Dataset rows →
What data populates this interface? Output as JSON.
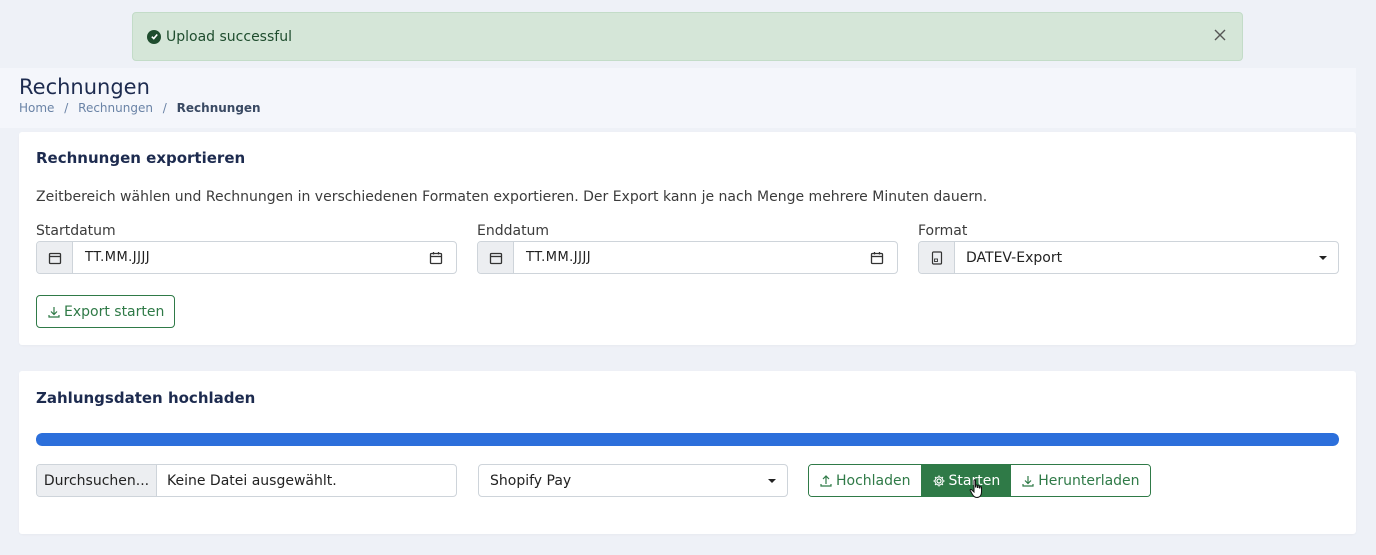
{
  "alert": {
    "message": "Upload successful",
    "icon": "check-circle-icon",
    "close_icon": "close-icon"
  },
  "header": {
    "title": "Rechnungen",
    "breadcrumb": [
      "Home",
      "Rechnungen",
      "Rechnungen"
    ],
    "separator": "/"
  },
  "export_card": {
    "title": "Rechnungen exportieren",
    "description": "Zeitbereich wählen und Rechnungen in verschiedenen Formaten exportieren. Der Export kann je nach Menge mehrere Minuten dauern.",
    "start_label": "Startdatum",
    "start_value": "TT.MM.JJJJ",
    "end_label": "Enddatum",
    "end_value": "TT.MM.JJJJ",
    "format_label": "Format",
    "format_value": "DATEV-Export",
    "export_button": "Export starten"
  },
  "upload_card": {
    "title": "Zahlungsdaten hochladen",
    "progress_percent": 100,
    "browse_label": "Durchsuchen...",
    "file_name": "Keine Datei ausgewählt.",
    "provider_value": "Shopify Pay",
    "upload_button": "Hochladen",
    "start_button": "Starten",
    "download_button": "Herunterladen"
  },
  "colors": {
    "accent_green": "#2f7a47",
    "progress_blue": "#2c6fdb",
    "alert_bg": "#d5e6d8",
    "title_navy": "#1d2b4f"
  }
}
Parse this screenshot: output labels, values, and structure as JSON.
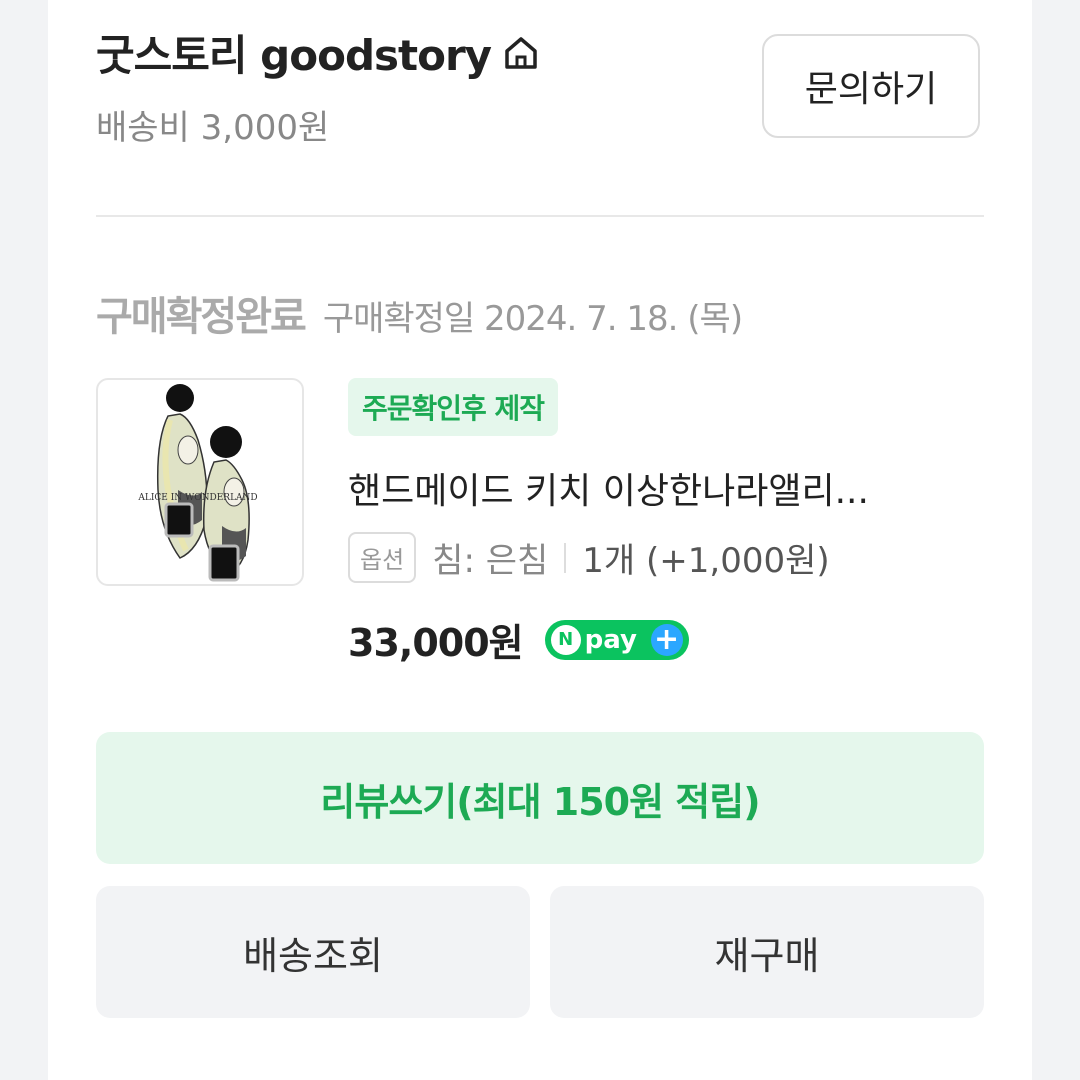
{
  "store": {
    "name": "굿스토리 goodstory",
    "shipping_fee": "배송비 3,000원",
    "inquiry_label": "문의하기"
  },
  "order": {
    "status_label": "구매확정완료",
    "confirm_date": "구매확정일 2024. 7. 18. (목)"
  },
  "product": {
    "badge": "주문확인후 제작",
    "name": "핸드메이드 키치 이상한나라앨리...",
    "option_tag": "옵션",
    "option_value": "침: 은침",
    "quantity": "1개 (+1,000원)",
    "price": "33,000원",
    "npay_label": "pay",
    "npay_n": "N",
    "npay_plus": "+",
    "thumbnail_caption": "ALICE IN WONDERLAND"
  },
  "actions": {
    "review_label": "리뷰쓰기(최대 150원 적립)",
    "delivery_label": "배송조회",
    "rebuy_label": "재구매"
  },
  "colors": {
    "accent_green": "#1daa54",
    "accent_bg": "#e5f7ec",
    "npay_green": "#0bc35f",
    "npay_blue": "#2ba7ff"
  }
}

Task statement → Without the pictures, transcribe the listing above exactly.

Solution below →
What data populates this interface? Output as JSON.
{
  "alert": {
    "message": "Upload successful",
    "icon": "check-circle-icon",
    "close_icon": "close-icon"
  },
  "header": {
    "title": "Rechnungen",
    "breadcrumb": [
      "Home",
      "Rechnungen",
      "Rechnungen"
    ],
    "separator": "/"
  },
  "export_card": {
    "title": "Rechnungen exportieren",
    "description": "Zeitbereich wählen und Rechnungen in verschiedenen Formaten exportieren. Der Export kann je nach Menge mehrere Minuten dauern.",
    "start_label": "Startdatum",
    "start_value": "TT.MM.JJJJ",
    "end_label": "Enddatum",
    "end_value": "TT.MM.JJJJ",
    "format_label": "Format",
    "format_value": "DATEV-Export",
    "export_button": "Export starten"
  },
  "upload_card": {
    "title": "Zahlungsdaten hochladen",
    "progress_percent": 100,
    "browse_label": "Durchsuchen...",
    "file_name": "Keine Datei ausgewählt.",
    "provider_value": "Shopify Pay",
    "upload_button": "Hochladen",
    "start_button": "Starten",
    "download_button": "Herunterladen"
  },
  "colors": {
    "accent_green": "#2f7a47",
    "progress_blue": "#2c6fdb",
    "alert_bg": "#d5e6d8",
    "title_navy": "#1d2b4f"
  }
}
Parse this screenshot: output labels, values, and structure as JSON.
{
  "store": {
    "name": "굿스토리 goodstory",
    "shipping_fee": "배송비 3,000원",
    "inquiry_label": "문의하기"
  },
  "order": {
    "status_label": "구매확정완료",
    "confirm_date": "구매확정일 2024. 7. 18. (목)"
  },
  "product": {
    "badge": "주문확인후 제작",
    "name": "핸드메이드 키치 이상한나라앨리...",
    "option_tag": "옵션",
    "option_value": "침: 은침",
    "quantity": "1개 (+1,000원)",
    "price": "33,000원",
    "npay_label": "pay",
    "npay_n": "N",
    "npay_plus": "+",
    "thumbnail_caption": "ALICE IN WONDERLAND"
  },
  "actions": {
    "review_label": "리뷰쓰기(최대 150원 적립)",
    "delivery_label": "배송조회",
    "rebuy_label": "재구매"
  },
  "colors": {
    "accent_green": "#1daa54",
    "accent_bg": "#e5f7ec",
    "npay_green": "#0bc35f",
    "npay_blue": "#2ba7ff"
  }
}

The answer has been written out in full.